● What is needed: In the entries that follow, how many lines contain the word "panel"? Answer with the number only.

++++

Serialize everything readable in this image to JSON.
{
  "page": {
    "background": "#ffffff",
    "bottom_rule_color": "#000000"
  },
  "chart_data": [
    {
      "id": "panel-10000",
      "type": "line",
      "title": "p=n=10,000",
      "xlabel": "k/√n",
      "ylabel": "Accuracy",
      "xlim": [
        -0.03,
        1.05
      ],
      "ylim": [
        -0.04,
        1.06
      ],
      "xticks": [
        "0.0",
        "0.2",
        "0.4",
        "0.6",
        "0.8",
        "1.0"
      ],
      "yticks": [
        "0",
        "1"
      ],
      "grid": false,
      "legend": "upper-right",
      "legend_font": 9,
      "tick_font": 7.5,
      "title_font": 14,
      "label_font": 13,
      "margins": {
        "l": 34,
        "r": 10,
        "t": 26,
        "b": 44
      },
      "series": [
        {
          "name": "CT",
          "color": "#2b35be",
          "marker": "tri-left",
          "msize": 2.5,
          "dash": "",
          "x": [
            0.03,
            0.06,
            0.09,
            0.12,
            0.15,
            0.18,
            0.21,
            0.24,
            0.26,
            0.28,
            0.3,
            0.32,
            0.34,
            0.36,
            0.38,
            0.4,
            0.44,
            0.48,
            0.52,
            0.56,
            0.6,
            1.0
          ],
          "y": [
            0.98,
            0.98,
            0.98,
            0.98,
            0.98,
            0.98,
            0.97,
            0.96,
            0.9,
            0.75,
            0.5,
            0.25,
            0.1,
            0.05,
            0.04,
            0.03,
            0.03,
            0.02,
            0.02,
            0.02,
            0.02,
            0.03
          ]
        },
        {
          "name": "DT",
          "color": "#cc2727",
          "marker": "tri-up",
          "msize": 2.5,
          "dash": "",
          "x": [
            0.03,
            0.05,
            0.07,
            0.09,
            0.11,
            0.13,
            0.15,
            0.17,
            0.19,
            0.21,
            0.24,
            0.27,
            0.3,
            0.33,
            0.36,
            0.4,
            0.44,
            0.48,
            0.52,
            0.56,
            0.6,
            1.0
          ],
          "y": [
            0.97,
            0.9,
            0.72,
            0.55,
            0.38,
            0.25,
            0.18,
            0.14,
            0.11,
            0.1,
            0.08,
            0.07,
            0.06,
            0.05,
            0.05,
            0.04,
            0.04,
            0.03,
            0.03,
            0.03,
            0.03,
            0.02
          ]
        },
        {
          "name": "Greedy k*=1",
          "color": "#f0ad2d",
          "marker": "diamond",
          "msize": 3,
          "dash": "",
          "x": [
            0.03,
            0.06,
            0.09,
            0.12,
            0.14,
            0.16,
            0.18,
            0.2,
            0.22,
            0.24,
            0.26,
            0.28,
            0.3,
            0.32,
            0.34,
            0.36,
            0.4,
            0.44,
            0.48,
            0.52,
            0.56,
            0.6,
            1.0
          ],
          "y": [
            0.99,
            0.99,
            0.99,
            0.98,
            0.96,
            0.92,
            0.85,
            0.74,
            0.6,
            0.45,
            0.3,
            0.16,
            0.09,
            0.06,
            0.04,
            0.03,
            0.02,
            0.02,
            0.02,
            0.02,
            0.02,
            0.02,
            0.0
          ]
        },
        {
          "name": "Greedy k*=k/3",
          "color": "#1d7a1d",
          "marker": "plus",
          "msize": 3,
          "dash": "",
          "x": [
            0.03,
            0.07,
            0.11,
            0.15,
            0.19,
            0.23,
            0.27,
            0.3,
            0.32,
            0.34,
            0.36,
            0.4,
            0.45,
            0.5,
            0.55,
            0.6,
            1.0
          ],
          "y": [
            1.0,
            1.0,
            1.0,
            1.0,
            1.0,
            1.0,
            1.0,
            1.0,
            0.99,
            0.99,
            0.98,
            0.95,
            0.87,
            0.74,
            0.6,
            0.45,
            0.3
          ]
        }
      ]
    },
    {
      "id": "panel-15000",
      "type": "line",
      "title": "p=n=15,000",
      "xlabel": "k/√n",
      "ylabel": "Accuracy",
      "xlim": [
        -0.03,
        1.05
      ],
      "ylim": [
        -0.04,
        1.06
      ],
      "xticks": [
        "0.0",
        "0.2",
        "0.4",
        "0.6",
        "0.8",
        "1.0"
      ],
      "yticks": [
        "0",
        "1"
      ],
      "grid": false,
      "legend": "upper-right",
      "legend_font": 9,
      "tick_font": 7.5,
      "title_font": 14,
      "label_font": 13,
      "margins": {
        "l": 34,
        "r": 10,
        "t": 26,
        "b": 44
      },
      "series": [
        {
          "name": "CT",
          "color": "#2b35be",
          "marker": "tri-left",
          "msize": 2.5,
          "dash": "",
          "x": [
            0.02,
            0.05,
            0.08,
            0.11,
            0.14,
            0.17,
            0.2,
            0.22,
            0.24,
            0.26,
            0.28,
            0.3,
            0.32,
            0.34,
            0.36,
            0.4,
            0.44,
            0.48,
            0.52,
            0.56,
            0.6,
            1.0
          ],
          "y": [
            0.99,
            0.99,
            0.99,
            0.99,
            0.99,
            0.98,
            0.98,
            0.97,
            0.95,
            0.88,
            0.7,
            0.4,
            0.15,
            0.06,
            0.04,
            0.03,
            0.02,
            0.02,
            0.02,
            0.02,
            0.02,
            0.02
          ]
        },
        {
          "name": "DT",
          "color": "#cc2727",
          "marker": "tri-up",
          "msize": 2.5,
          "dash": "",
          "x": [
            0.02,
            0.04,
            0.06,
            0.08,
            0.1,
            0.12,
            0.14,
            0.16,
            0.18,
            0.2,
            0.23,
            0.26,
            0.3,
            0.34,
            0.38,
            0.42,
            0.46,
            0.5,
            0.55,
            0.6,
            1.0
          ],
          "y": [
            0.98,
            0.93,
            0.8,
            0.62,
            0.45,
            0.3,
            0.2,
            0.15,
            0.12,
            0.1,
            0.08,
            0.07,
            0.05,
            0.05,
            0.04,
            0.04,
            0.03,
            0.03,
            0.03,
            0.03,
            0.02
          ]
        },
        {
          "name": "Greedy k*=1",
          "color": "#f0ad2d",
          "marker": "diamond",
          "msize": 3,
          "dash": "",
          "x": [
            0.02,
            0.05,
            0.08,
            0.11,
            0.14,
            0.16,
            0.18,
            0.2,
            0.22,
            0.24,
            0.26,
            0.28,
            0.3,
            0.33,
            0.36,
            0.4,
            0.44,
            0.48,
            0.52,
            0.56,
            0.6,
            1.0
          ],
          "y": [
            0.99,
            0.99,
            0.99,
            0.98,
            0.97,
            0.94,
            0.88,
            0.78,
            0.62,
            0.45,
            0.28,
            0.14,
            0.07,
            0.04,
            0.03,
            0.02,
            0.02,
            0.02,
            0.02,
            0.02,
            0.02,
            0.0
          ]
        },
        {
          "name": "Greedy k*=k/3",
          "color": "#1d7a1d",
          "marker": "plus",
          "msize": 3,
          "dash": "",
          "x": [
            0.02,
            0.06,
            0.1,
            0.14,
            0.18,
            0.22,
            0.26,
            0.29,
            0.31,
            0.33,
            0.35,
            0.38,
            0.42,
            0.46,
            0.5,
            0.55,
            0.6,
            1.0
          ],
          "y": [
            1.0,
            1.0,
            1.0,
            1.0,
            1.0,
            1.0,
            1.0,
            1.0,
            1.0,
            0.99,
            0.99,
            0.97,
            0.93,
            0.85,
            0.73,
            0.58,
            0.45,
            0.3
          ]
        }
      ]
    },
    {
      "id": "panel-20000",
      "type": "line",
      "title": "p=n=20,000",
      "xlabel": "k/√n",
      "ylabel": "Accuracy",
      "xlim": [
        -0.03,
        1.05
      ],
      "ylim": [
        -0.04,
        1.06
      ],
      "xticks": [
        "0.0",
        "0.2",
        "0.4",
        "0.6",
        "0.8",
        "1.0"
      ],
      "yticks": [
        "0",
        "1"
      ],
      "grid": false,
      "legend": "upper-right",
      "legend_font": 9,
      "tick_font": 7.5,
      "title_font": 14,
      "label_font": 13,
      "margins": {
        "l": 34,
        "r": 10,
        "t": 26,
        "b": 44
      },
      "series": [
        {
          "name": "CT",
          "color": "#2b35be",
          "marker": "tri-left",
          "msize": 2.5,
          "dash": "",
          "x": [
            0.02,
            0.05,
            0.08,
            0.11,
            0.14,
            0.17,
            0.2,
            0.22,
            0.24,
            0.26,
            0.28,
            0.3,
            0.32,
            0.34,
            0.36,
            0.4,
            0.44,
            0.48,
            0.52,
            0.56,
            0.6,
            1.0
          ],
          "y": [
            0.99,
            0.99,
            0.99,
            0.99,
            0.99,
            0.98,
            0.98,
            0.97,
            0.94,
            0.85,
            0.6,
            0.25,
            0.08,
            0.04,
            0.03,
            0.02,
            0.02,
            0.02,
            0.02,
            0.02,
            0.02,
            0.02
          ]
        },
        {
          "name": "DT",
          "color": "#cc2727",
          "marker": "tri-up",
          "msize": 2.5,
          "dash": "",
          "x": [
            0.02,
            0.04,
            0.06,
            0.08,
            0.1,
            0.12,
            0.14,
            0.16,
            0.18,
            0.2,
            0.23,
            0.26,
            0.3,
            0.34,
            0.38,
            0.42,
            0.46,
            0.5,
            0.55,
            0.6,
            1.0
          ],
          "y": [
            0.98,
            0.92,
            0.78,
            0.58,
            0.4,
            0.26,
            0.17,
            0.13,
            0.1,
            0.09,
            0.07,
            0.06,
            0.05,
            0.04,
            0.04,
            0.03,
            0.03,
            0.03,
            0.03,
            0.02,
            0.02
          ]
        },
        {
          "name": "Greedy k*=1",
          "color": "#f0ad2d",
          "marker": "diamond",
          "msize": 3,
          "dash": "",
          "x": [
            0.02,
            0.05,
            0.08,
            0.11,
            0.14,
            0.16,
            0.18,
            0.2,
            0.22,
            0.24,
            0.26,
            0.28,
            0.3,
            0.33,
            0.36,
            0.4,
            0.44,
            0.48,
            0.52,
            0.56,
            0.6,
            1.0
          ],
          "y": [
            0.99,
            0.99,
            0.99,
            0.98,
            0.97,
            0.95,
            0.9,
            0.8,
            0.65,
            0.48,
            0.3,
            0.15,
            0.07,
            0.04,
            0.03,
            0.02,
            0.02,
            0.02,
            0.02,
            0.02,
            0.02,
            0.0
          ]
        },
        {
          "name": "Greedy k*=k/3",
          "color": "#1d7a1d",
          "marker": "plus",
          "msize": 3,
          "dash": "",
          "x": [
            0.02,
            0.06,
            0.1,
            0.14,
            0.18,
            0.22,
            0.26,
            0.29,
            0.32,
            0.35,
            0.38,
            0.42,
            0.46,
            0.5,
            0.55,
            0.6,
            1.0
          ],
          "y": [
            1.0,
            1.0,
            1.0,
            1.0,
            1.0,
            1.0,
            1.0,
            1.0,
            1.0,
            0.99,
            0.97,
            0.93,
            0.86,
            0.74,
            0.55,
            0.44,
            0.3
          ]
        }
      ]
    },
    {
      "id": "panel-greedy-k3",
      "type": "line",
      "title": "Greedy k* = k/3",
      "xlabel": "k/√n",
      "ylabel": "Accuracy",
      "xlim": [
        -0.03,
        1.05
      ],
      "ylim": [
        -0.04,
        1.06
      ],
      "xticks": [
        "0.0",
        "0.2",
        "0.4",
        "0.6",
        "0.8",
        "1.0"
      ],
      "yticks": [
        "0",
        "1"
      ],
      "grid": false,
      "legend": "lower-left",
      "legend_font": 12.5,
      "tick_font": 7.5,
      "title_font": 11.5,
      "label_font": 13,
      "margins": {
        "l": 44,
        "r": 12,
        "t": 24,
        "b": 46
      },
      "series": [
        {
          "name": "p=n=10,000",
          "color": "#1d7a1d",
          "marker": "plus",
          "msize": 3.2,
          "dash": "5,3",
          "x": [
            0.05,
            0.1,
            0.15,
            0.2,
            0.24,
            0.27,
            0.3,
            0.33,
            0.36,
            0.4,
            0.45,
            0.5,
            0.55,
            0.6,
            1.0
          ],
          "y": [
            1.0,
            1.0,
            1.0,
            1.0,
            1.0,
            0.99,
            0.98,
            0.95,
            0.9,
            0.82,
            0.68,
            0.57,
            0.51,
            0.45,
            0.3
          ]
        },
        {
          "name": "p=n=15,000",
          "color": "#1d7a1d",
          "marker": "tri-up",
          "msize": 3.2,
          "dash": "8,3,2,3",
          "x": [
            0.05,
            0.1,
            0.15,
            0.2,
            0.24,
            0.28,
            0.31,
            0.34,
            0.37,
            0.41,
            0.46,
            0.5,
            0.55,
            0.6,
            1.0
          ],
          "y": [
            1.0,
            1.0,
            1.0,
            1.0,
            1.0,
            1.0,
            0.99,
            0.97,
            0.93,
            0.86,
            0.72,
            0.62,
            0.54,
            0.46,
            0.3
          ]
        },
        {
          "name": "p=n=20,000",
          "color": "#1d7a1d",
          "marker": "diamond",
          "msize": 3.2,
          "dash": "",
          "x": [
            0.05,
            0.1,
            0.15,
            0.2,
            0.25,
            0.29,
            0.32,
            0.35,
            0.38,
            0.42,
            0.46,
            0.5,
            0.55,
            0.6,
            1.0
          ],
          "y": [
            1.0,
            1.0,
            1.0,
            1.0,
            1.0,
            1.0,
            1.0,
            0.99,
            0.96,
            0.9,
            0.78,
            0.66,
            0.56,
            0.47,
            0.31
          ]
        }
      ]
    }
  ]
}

++++

● Solution for this exercise: 4